**Texto en estudio:**
● ● ● ●

Confieso que cuando el nuncio apostólico llamó para contarme que el Papa Francisco me había nombrado Arzobispo de Santiago, quedé mudo. Después le dije que sí y me pidió que redactara una carta a mano aceptando. La escribí rápido porque prácticamente todo su contenido salió del alma.
Después reaccioné a lo que estaba enfrentando y medí las consecuencias: irme de Concepción donde estuve 12 años y medio, donde conocí a gente maravillosa, donde muchos escucharon hablar de Dios y su Evangelio y donde tantas personas encontraron en la Iglesia un hombro donde llorar sus penas y santificar sus vidas. Les escribí una carta. Les dije que me daba pena irme. Pero también le envié una carta a los feligreses de Santiago diciéndoles que iba con esperanza. ¡Así es la vida!
Terminé amando Concepción, sus calles, su gente y sus dramas. En Concepción si no es un terremoto, es un tsunami. Si no es un tsunami es un incendio, si no es incendio son inundaciones. Siempre pasa algo, un camino cortado, una protesta, siempre. Así es Concepción y su gente lo sabe. Pero también saben resolver sus problemas: los templos se levantan a punta de bingo y completadas. Vuelven así una y otra vez a comenzar.
Concepción no se amilana. En la pandemia quedó más que demostrado. La Iglesia de Concepción tuvo en un momento 60 comedores funcionando: el que llegaba, llegaba. La consigna fue que a nadie le faltara un plato de comida y mucho cariño. Ante las limitantes de la presencialidad, las comunidades se las ingeniaron para transmitir online. Eso fue esperanzador y muy lindo.

● ● ● ●

**Datos mostrados:**
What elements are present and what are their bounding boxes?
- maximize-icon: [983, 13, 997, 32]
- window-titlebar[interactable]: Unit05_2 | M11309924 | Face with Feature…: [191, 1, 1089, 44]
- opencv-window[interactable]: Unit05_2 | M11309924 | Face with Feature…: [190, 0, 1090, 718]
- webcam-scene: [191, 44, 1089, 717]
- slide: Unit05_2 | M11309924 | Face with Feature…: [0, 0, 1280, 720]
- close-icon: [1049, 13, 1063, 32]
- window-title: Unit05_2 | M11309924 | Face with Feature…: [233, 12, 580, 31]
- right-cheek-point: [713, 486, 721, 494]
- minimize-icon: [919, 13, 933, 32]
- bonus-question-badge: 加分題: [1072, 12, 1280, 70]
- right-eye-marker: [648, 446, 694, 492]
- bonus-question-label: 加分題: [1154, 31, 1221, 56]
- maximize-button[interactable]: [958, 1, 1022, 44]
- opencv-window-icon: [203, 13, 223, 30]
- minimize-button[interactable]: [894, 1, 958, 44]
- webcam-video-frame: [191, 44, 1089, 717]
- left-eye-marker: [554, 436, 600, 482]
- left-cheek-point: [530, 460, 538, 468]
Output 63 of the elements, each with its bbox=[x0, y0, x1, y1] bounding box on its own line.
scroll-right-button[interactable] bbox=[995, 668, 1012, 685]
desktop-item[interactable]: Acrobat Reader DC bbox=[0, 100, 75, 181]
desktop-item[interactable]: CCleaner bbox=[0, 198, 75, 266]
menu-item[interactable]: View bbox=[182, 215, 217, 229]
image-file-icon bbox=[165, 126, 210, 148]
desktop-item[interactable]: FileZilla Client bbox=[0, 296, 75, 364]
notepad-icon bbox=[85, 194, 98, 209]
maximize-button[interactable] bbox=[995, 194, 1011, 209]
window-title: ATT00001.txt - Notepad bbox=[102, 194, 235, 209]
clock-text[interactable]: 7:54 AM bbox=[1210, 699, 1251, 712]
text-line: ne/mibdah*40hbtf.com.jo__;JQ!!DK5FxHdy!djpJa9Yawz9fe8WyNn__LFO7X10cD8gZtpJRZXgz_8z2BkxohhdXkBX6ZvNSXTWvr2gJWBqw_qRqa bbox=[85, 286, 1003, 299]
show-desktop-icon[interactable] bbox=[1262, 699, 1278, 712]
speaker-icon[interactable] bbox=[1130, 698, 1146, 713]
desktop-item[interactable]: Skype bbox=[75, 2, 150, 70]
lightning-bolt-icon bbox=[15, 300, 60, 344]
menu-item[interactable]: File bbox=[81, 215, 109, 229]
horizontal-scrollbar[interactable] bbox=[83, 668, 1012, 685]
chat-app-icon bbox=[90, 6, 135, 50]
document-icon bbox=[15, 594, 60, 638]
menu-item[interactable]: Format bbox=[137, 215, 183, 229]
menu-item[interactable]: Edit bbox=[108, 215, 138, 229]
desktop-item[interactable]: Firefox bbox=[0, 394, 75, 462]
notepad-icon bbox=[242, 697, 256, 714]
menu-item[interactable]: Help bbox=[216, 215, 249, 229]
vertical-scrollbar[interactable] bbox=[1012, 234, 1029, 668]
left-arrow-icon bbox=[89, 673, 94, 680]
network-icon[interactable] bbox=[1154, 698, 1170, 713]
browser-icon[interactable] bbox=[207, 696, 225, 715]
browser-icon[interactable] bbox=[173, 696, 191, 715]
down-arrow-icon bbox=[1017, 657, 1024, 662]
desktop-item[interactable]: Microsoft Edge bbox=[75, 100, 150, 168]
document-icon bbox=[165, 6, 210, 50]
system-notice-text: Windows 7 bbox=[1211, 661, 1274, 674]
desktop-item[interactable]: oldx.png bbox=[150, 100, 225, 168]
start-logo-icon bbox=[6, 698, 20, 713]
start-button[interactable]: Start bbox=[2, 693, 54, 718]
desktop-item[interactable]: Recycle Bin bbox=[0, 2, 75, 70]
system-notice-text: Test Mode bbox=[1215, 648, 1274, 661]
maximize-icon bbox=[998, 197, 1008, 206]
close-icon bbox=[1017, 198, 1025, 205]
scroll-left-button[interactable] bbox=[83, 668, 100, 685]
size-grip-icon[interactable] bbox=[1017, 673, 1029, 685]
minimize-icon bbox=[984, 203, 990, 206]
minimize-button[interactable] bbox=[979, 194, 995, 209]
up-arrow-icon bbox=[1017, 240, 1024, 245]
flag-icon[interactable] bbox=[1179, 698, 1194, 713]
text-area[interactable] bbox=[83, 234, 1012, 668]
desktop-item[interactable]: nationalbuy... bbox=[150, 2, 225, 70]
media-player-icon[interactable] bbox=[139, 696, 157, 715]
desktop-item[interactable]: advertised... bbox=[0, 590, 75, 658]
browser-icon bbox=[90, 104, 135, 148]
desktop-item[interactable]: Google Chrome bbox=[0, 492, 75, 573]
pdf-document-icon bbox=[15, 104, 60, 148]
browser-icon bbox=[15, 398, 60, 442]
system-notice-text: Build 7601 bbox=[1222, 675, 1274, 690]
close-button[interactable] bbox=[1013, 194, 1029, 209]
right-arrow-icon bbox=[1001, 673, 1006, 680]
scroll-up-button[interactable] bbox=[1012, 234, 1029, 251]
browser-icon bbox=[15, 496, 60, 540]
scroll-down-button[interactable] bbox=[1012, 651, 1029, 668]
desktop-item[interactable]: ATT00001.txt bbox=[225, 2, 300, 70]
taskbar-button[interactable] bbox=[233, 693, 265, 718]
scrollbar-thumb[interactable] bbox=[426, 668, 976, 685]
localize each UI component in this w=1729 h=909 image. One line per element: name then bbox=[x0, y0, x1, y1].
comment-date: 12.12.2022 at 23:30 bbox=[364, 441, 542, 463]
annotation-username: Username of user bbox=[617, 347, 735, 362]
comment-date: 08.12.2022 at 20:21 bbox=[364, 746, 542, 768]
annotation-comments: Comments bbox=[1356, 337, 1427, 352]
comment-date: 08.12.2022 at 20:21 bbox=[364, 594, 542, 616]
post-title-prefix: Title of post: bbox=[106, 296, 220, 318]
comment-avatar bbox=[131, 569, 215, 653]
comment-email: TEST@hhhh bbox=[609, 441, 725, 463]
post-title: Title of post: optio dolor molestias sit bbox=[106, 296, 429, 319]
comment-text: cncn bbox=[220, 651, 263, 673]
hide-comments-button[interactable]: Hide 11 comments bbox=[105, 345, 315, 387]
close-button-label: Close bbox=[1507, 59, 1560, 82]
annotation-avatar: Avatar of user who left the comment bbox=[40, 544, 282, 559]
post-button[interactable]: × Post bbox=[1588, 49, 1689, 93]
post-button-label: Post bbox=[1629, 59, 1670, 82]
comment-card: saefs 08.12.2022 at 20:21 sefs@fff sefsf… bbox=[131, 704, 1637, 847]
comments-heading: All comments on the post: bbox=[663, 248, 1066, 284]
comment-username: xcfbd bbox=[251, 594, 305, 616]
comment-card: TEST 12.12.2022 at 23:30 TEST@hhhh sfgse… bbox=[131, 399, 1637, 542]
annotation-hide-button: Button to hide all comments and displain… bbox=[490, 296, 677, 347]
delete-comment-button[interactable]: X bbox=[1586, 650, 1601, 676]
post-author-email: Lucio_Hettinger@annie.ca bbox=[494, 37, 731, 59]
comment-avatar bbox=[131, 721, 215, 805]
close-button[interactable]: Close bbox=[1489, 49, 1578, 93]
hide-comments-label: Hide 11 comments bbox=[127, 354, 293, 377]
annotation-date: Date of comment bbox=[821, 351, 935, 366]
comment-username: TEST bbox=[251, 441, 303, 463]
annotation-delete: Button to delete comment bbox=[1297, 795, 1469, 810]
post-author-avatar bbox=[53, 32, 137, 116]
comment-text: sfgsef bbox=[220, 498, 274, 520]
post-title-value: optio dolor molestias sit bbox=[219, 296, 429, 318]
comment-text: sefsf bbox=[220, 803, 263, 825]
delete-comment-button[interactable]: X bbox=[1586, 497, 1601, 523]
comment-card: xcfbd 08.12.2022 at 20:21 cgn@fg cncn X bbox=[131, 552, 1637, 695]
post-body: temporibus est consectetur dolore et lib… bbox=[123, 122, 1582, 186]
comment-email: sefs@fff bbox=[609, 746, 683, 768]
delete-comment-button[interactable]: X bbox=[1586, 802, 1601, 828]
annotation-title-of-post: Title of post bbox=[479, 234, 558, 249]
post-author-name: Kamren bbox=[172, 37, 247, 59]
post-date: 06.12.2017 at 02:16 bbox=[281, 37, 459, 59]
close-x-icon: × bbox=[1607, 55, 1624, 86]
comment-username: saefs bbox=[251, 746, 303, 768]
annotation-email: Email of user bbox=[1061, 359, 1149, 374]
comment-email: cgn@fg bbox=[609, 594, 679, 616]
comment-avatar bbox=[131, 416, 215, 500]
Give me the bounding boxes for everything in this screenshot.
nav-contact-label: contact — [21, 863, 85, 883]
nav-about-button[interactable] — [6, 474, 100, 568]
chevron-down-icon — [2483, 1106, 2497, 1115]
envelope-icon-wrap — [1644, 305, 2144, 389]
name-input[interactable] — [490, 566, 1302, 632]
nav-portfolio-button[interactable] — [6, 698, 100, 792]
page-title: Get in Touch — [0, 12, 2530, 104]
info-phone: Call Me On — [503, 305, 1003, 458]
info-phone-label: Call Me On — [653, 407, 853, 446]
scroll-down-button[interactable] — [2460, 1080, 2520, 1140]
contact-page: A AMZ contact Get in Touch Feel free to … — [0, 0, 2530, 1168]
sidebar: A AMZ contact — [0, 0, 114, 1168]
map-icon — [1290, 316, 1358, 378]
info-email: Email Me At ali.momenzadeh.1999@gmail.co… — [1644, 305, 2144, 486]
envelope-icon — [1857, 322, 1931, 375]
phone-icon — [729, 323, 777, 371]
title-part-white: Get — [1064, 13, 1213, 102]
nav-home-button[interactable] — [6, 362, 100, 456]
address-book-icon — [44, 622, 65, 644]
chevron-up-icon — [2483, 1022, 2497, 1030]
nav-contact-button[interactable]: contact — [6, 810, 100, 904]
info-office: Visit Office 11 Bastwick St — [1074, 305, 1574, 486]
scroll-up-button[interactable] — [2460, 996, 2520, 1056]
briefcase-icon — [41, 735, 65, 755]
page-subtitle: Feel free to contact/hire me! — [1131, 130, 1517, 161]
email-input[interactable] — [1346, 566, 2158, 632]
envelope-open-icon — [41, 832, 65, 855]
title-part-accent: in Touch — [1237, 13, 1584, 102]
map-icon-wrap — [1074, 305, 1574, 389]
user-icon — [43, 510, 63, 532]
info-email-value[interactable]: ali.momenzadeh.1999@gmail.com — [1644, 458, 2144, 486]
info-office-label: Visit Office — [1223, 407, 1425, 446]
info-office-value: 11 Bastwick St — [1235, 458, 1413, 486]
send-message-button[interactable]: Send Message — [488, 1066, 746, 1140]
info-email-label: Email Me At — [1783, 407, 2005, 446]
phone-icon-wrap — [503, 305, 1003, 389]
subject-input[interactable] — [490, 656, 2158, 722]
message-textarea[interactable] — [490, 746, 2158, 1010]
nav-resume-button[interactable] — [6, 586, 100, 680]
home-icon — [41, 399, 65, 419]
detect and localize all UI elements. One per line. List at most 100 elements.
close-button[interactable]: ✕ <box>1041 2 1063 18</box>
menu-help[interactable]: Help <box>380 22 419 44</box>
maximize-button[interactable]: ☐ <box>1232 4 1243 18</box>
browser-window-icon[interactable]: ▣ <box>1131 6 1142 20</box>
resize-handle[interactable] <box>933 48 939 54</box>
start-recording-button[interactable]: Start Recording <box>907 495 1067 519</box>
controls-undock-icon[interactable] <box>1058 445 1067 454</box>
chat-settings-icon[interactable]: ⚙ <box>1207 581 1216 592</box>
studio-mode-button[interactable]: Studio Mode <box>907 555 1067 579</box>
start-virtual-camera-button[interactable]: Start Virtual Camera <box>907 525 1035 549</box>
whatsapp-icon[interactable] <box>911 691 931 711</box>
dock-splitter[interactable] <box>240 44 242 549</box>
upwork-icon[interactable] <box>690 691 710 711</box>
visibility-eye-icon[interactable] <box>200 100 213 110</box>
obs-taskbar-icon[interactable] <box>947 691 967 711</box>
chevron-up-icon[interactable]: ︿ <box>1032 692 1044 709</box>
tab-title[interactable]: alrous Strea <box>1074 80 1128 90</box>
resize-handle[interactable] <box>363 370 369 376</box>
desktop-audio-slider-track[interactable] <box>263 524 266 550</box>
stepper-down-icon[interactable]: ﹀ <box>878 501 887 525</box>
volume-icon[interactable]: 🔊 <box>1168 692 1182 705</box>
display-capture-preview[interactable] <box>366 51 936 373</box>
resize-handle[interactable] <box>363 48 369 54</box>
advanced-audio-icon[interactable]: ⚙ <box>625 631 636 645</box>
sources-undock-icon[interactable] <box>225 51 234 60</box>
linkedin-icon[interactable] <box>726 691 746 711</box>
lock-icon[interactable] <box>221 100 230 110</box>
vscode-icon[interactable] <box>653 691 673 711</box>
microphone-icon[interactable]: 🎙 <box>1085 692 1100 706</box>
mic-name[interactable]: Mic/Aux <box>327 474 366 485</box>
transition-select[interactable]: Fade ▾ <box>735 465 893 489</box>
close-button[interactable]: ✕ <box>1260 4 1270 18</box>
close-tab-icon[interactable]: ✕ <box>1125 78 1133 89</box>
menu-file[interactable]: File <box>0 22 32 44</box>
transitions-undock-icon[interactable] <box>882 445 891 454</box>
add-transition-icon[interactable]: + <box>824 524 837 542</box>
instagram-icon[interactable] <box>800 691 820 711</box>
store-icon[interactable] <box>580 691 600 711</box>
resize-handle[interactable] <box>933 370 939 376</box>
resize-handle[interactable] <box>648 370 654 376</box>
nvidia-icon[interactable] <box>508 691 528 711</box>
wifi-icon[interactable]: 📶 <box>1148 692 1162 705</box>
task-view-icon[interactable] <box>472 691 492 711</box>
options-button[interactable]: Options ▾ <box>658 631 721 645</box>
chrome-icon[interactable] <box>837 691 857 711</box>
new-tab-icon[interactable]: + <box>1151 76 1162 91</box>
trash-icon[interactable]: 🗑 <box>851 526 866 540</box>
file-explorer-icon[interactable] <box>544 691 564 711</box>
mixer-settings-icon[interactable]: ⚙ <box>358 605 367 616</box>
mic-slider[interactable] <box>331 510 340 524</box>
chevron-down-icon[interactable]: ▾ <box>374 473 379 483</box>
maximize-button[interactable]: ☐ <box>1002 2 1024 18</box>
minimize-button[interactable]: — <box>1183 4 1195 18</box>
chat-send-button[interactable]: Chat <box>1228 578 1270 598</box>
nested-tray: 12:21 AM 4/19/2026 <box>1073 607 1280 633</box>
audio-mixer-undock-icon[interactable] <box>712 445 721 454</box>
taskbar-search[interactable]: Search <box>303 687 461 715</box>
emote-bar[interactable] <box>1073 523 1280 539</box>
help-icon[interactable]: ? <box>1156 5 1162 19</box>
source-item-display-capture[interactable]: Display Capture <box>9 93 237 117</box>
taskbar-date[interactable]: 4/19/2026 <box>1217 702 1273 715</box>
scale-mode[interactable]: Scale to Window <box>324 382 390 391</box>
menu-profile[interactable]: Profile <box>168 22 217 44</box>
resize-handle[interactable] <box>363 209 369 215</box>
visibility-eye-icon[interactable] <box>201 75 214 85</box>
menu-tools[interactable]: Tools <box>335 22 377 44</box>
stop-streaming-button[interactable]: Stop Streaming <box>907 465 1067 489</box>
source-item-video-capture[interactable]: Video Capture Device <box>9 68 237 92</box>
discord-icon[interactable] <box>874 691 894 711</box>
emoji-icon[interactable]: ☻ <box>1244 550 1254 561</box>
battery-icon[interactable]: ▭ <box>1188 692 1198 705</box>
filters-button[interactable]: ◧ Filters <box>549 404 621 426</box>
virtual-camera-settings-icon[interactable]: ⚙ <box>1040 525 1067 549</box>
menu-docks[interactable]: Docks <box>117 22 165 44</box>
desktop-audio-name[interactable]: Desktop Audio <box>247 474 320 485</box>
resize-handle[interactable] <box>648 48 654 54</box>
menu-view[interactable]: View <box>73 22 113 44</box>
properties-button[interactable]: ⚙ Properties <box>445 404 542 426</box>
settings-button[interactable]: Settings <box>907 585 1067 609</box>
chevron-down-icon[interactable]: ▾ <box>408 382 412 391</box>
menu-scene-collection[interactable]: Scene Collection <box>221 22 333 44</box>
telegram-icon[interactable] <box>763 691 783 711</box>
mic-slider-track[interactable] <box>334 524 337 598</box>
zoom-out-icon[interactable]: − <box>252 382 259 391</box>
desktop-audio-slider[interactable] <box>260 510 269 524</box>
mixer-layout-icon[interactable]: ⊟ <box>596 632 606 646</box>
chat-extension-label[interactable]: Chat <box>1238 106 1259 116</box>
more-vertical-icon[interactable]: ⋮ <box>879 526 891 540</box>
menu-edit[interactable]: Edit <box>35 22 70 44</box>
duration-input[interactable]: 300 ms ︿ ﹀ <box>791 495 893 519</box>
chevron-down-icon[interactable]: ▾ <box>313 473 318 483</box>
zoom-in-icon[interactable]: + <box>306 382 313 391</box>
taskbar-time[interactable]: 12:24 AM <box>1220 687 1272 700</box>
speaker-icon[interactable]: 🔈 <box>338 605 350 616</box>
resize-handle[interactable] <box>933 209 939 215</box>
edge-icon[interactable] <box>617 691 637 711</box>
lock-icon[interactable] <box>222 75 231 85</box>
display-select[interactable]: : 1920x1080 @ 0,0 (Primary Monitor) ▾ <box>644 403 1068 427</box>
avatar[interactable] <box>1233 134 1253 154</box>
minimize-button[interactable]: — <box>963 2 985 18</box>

● ● ● ●

**Ejercicio 1:** Resume el texto en estudio en dos oraciones.
**Ejercicio 2:** Reproduce del texto en estudio el pasaje que va desde "Después reaccioné a" hasta "es la vida!".
Los datos no intervienen en esto.

**Resultado 1:** Al recibir el nombramiento del Papa Francisco como Arzobispo de Santiago, quien escribe aceptó mediante una carta a mano y escribió también a la gente de Concepción, donde estuvo 12 años y medio, para decirle que le daba pena irse, y a los feligreses de Santiago, para decirles que iba con esperanza. Describe Concepción como un lugar donde siempre ocurre alguna desgracia, pero cuya gente sabe resolver sus problemas, como quedó demostrado en la pandemia con los 60 comedores de la Iglesia y las transmisiones online de las comunidades.

**Resultado 2:**
Después reaccioné a lo que estaba enfrentando y medí las consecuencias: irme de Concepción donde estuve 12 años y medio, donde conocí a gente maravillosa, donde muchos escucharon hablar de Dios y su Evangelio y donde tantas personas encontraron en la Iglesia un hombro donde llorar sus penas y santificar sus vidas. Les escribí una carta. Les dije que me daba pena irme. Pero también le envié una carta a los feligreses de Santiago diciéndoles que iba con esperanza. ¡Así es la vida!